-- DO THIS --
The records that follow should be retyped word for word.

:::

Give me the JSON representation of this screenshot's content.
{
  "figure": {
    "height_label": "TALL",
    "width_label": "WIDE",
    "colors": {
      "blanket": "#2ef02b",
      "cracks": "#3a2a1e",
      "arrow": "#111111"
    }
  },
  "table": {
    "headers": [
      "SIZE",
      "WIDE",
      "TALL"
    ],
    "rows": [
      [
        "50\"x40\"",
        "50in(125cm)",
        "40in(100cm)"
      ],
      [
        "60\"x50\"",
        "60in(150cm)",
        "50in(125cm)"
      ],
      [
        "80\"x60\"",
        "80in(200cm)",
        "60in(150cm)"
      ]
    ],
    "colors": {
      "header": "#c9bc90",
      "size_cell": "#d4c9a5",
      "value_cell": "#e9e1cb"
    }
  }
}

:::

-- SOLUTION TO THE EXERCISE --
Give me the JSON representation of this screenshot's content.
{
  "figure": {
    "height_label": "TALL",
    "width_label": "WIDE",
    "colors": {
      "blanket": "#2ef02b",
      "cracks": "#3a2a1e",
      "arrow": "#111111"
    }
  },
  "table": {
    "headers": [
      "SIZE",
      "WIDE",
      "TALL"
    ],
    "rows": [
      [
        "50\"x40\"",
        "50in(125cm)",
        "40in(100cm)"
      ],
      [
        "60\"x50\"",
        "60in(150cm)",
        "50in(125cm)"
      ],
      [
        "80\"x60\"",
        "80in(200cm)",
        "60in(150cm)"
      ]
    ],
    "colors": {
      "header": "#c9bc90",
      "size_cell": "#d4c9a5",
      "value_cell": "#e9e1cb"
    }
  }
}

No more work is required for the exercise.